Stated task. Without the images, write out all of the following entries exactly.

== Entries supplied ==

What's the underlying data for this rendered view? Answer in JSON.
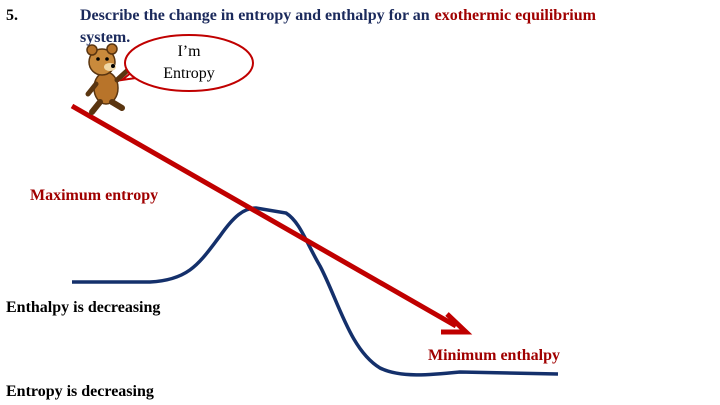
{
  "question": {
    "number": "5.",
    "text": "Describe the change in entropy and enthalpy for an",
    "highlight": "exothermic equilibrium",
    "end": "system."
  },
  "bubble": {
    "line1": "I’m",
    "line2": "Entropy"
  },
  "labels": {
    "max_entropy": "Maximum entropy",
    "enthalpy_decreasing": "Enthalpy is decreasing",
    "min_enthalpy": "Minimum enthalpy",
    "entropy_decreasing": "Entropy is decreasing"
  }
}
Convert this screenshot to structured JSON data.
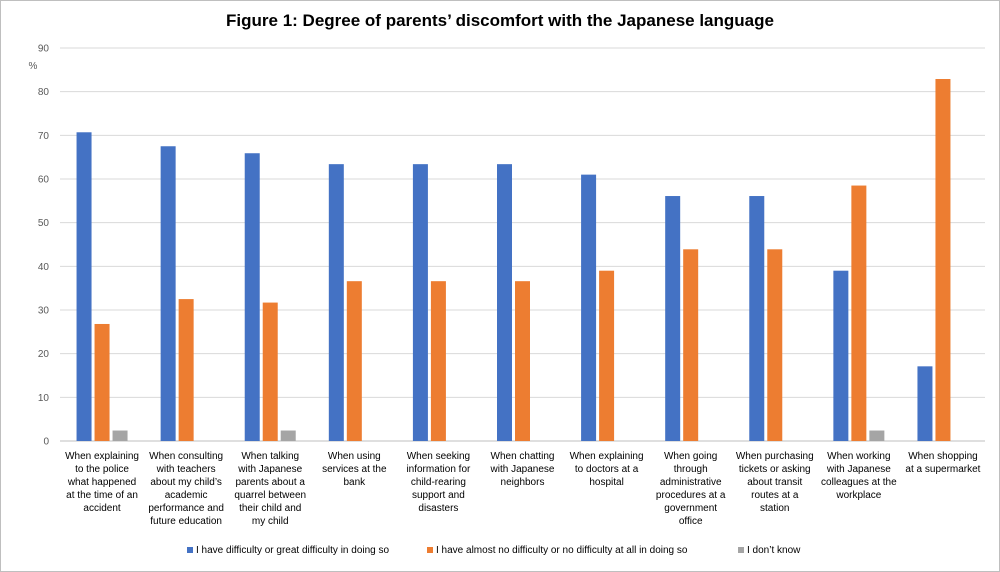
{
  "chart_data": {
    "type": "bar",
    "title": "Figure 1: Degree of parents’ discomfort with the Japanese language",
    "ylabel": "%",
    "ylim": [
      0,
      90
    ],
    "yticks": [
      0,
      10,
      20,
      30,
      40,
      50,
      60,
      70,
      80,
      90
    ],
    "grid": true,
    "legend_position": "bottom",
    "categories": [
      [
        "When explaining",
        "to the police",
        "what happened",
        "at the time of an",
        "accident"
      ],
      [
        "When consulting",
        "with teachers",
        "about my child’s",
        "academic",
        "performance and",
        "future education"
      ],
      [
        "When talking",
        "with Japanese",
        "parents about a",
        "quarrel between",
        "their child and",
        "my child"
      ],
      [
        "When using",
        "services at the",
        "bank"
      ],
      [
        "When seeking",
        "information for",
        "child-rearing",
        "support and",
        "disasters"
      ],
      [
        "When chatting",
        "with Japanese",
        "neighbors"
      ],
      [
        "When explaining",
        "to doctors at a",
        "hospital"
      ],
      [
        "When going",
        "through",
        "administrative",
        "procedures at a",
        "government",
        "office"
      ],
      [
        "When purchasing",
        "tickets or asking",
        "about transit",
        "routes at a",
        "station"
      ],
      [
        "When working",
        "with Japanese",
        "colleagues at the",
        "workplace"
      ],
      [
        "When shopping",
        "at a supermarket"
      ]
    ],
    "series": [
      {
        "name": "I have difficulty or great difficulty in doing so",
        "color": "#4472C4",
        "values": [
          70.7,
          67.5,
          65.9,
          63.4,
          63.4,
          63.4,
          61.0,
          56.1,
          56.1,
          39.0,
          17.1
        ]
      },
      {
        "name": "I have almost no difficulty or no difficulty at all in doing so",
        "color": "#ED7D31",
        "values": [
          26.8,
          32.5,
          31.7,
          36.6,
          36.6,
          36.6,
          39.0,
          43.9,
          43.9,
          58.5,
          82.9
        ]
      },
      {
        "name": "I don’t know",
        "color": "#A5A5A5",
        "values": [
          2.4,
          0,
          2.4,
          0,
          0,
          0,
          0,
          0,
          0,
          2.4,
          0
        ]
      }
    ]
  }
}
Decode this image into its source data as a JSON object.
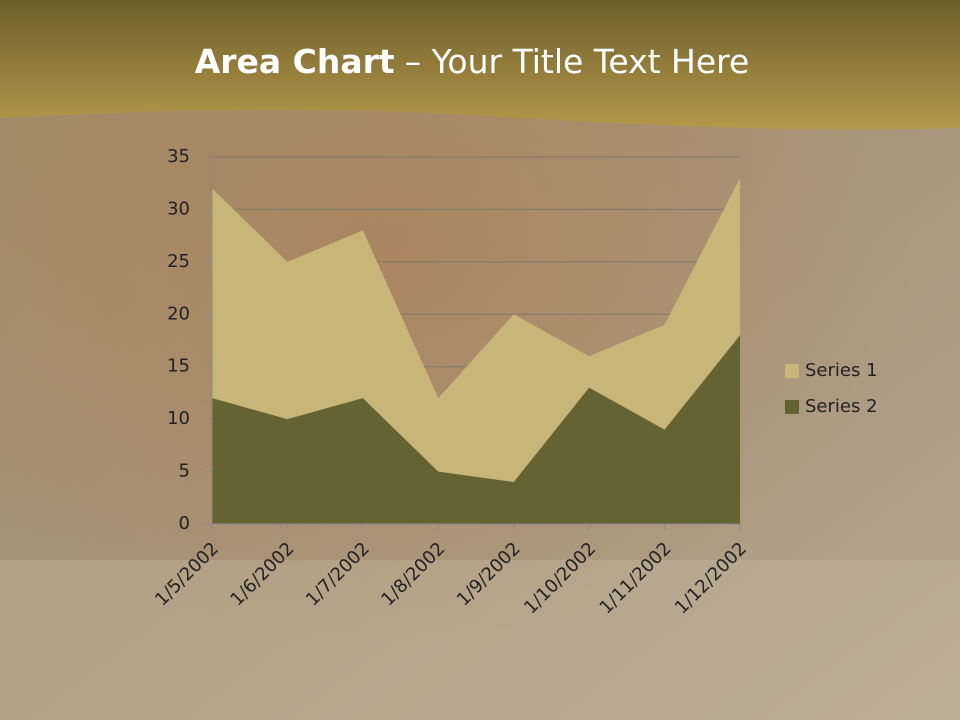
{
  "chart_data": {
    "type": "area",
    "title": {
      "bold": "Area Chart",
      "rest": "– Your Title Text Here"
    },
    "categories": [
      "1/5/2002",
      "1/6/2002",
      "1/7/2002",
      "1/8/2002",
      "1/9/2002",
      "1/10/2002",
      "1/11/2002",
      "1/12/2002"
    ],
    "series": [
      {
        "name": "Series 1",
        "color": "#c8b679",
        "values": [
          32,
          25,
          28,
          12,
          20,
          16,
          19,
          33
        ]
      },
      {
        "name": "Series 2",
        "color": "#666333",
        "values": [
          12,
          10,
          12,
          5,
          4,
          13,
          9,
          18
        ]
      }
    ],
    "ylim": [
      0,
      35
    ],
    "yticks": [
      0,
      5,
      10,
      15,
      20,
      25,
      30,
      35
    ],
    "grid": true,
    "legend": "right"
  }
}
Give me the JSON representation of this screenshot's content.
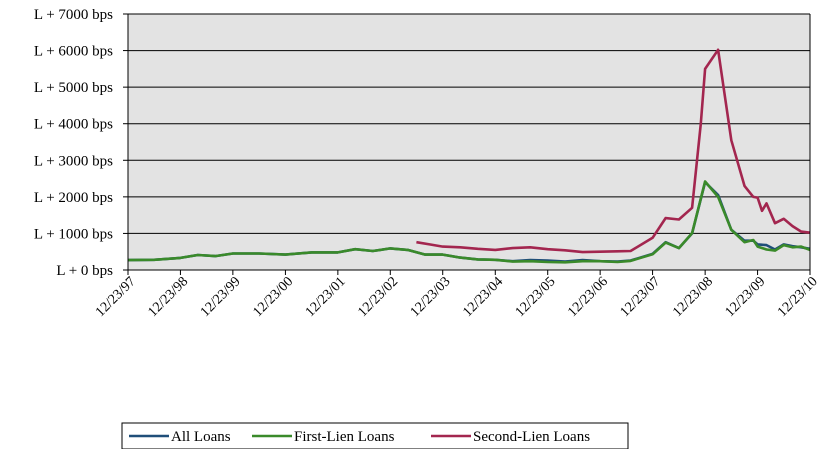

===

Solved exercise.
What's the underlying data for this rendered view? Answer in JSON.
{
  "question": {
    "number": "5.",
    "text": "Describe the change in entropy and enthalpy for an",
    "highlight": "exothermic equilibrium",
    "end": "system."
  },
  "bubble": {
    "line1": "I’m",
    "line2": "Entropy"
  },
  "labels": {
    "max_entropy": "Maximum entropy",
    "enthalpy_decreasing": "Enthalpy is decreasing",
    "min_enthalpy": "Minimum enthalpy",
    "entropy_decreasing": "Entropy is decreasing"
  }
}
Convert this screenshot to structured JSON data.
{
  "chart_data": {
    "type": "bar",
    "title": "Figure 1: Degree of parents’ discomfort with the Japanese language",
    "ylabel": "%",
    "ylim": [
      0,
      90
    ],
    "yticks": [
      0,
      10,
      20,
      30,
      40,
      50,
      60,
      70,
      80,
      90
    ],
    "grid": true,
    "legend_position": "bottom",
    "categories": [
      [
        "When explaining",
        "to the police",
        "what happened",
        "at the time of an",
        "accident"
      ],
      [
        "When consulting",
        "with teachers",
        "about my child’s",
        "academic",
        "performance and",
        "future education"
      ],
      [
        "When talking",
        "with Japanese",
        "parents about a",
        "quarrel between",
        "their child and",
        "my child"
      ],
      [
        "When using",
        "services at the",
        "bank"
      ],
      [
        "When seeking",
        "information for",
        "child-rearing",
        "support and",
        "disasters"
      ],
      [
        "When chatting",
        "with Japanese",
        "neighbors"
      ],
      [
        "When explaining",
        "to doctors at a",
        "hospital"
      ],
      [
        "When going",
        "through",
        "administrative",
        "procedures at a",
        "government",
        "office"
      ],
      [
        "When purchasing",
        "tickets or asking",
        "about transit",
        "routes at a",
        "station"
      ],
      [
        "When working",
        "with Japanese",
        "colleagues at the",
        "workplace"
      ],
      [
        "When shopping",
        "at a supermarket"
      ]
    ],
    "series": [
      {
        "name": "I have difficulty or great difficulty in doing so",
        "color": "#4472C4",
        "values": [
          70.7,
          67.5,
          65.9,
          63.4,
          63.4,
          63.4,
          61.0,
          56.1,
          56.1,
          39.0,
          17.1
        ]
      },
      {
        "name": "I have almost no difficulty or no difficulty at all in doing so",
        "color": "#ED7D31",
        "values": [
          26.8,
          32.5,
          31.7,
          36.6,
          36.6,
          36.6,
          39.0,
          43.9,
          43.9,
          58.5,
          82.9
        ]
      },
      {
        "name": "I don’t know",
        "color": "#A5A5A5",
        "values": [
          2.4,
          0,
          2.4,
          0,
          0,
          0,
          0,
          0,
          0,
          2.4,
          0
        ]
      }
    ]
  }
}
Decode this image into its source data as a JSON object.
{
  "chart_data": {
    "type": "area",
    "title": {
      "bold": "Area Chart",
      "rest": "– Your Title Text Here"
    },
    "categories": [
      "1/5/2002",
      "1/6/2002",
      "1/7/2002",
      "1/8/2002",
      "1/9/2002",
      "1/10/2002",
      "1/11/2002",
      "1/12/2002"
    ],
    "series": [
      {
        "name": "Series 1",
        "color": "#c8b679",
        "values": [
          32,
          25,
          28,
          12,
          20,
          16,
          19,
          33
        ]
      },
      {
        "name": "Series 2",
        "color": "#666333",
        "values": [
          12,
          10,
          12,
          5,
          4,
          13,
          9,
          18
        ]
      }
    ],
    "ylim": [
      0,
      35
    ],
    "yticks": [
      0,
      5,
      10,
      15,
      20,
      25,
      30,
      35
    ],
    "grid": true,
    "legend": "right"
  }
}
Give me the JSON representation of this screenshot's content.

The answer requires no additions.